- EXTRACTED DATA -
+---+

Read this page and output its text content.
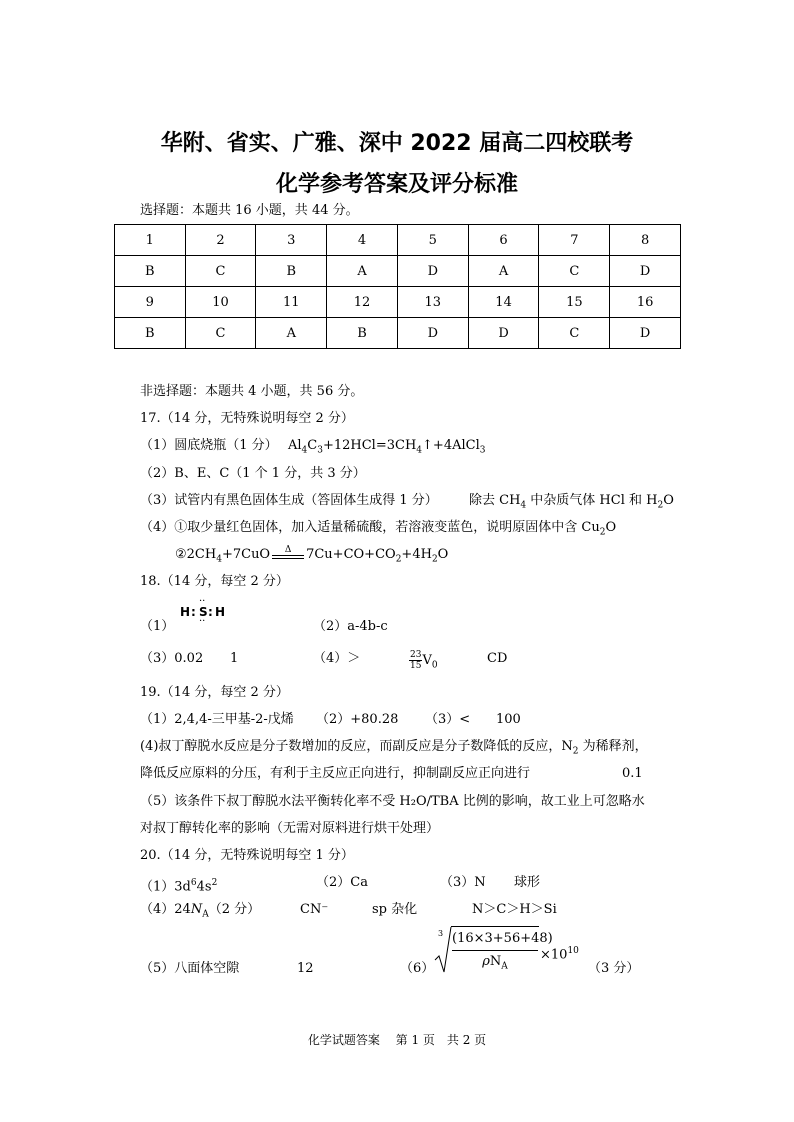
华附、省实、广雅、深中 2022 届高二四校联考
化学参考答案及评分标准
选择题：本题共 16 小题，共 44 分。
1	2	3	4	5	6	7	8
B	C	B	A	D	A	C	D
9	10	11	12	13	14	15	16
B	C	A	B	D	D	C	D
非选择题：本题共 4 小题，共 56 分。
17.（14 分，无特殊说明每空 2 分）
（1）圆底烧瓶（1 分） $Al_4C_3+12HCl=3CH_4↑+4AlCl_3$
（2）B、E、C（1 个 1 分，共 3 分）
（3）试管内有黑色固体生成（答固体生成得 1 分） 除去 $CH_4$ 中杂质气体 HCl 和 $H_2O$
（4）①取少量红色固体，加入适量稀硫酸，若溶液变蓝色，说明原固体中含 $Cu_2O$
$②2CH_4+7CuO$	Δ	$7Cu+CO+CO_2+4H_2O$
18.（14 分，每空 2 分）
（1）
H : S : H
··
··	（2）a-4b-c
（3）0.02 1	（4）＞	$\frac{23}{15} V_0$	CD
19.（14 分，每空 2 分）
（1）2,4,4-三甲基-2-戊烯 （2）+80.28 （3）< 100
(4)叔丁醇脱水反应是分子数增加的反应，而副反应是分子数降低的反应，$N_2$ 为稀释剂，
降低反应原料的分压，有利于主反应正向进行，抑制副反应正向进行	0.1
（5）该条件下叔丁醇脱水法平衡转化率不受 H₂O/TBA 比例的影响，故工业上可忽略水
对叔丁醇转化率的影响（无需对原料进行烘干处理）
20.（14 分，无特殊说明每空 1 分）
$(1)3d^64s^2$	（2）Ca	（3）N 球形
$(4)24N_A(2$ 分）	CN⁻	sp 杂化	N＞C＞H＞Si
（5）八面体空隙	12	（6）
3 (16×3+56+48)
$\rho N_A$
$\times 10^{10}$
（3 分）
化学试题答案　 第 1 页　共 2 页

+---+

Exclude the pictures, and transcribe all of the material exactly.

Read this page and output its text content.
华附、省实、广雅、深中 2022 届高二四校联考
化学参考答案及评分标准
选择题：本题共 16 小题，共 44 分。
1	2	3	4	5	6	7	8
B	C	B	A	D	A	C	D
9	10	11	12	13	14	15	16
B	C	A	B	D	D	C	D
非选择题：本题共 4 小题，共 56 分。
17.（14 分，无特殊说明每空 2 分）
（1）圆底烧瓶（1 分） $Al_4C_3+12HCl=3CH_4↑+4AlCl_3$
（2）B、E、C（1 个 1 分，共 3 分）
（3）试管内有黑色固体生成（答固体生成得 1 分） 除去 $CH_4$ 中杂质气体 HCl 和 $H_2O$
（4）①取少量红色固体，加入适量稀硫酸，若溶液变蓝色，说明原固体中含 $Cu_2O$
$②2CH_4+7CuO$	Δ	$7Cu+CO+CO_2+4H_2O$
18.（14 分，每空 2 分）
（1）
H : S : H
··
··	（2）a-4b-c
（3）0.02 1	（4）＞	$\frac{23}{15} V_0$	CD
19.（14 分，每空 2 分）
（1）2,4,4-三甲基-2-戊烯 （2）+80.28 （3）< 100
(4)叔丁醇脱水反应是分子数增加的反应，而副反应是分子数降低的反应，$N_2$ 为稀释剂，
降低反应原料的分压，有利于主反应正向进行，抑制副反应正向进行	0.1
（5）该条件下叔丁醇脱水法平衡转化率不受 H₂O/TBA 比例的影响，故工业上可忽略水
对叔丁醇转化率的影响（无需对原料进行烘干处理）
20.（14 分，无特殊说明每空 1 分）
$(1)3d^64s^2$	（2）Ca	（3）N 球形
$(4)24N_A(2$ 分）	CN⁻	sp 杂化	N＞C＞H＞Si
（5）八面体空隙	12	（6）
3 (16×3+56+48)
$\rho N_A$
$\times 10^{10}$
（3 分）
化学试题答案　 第 1 页　共 2 页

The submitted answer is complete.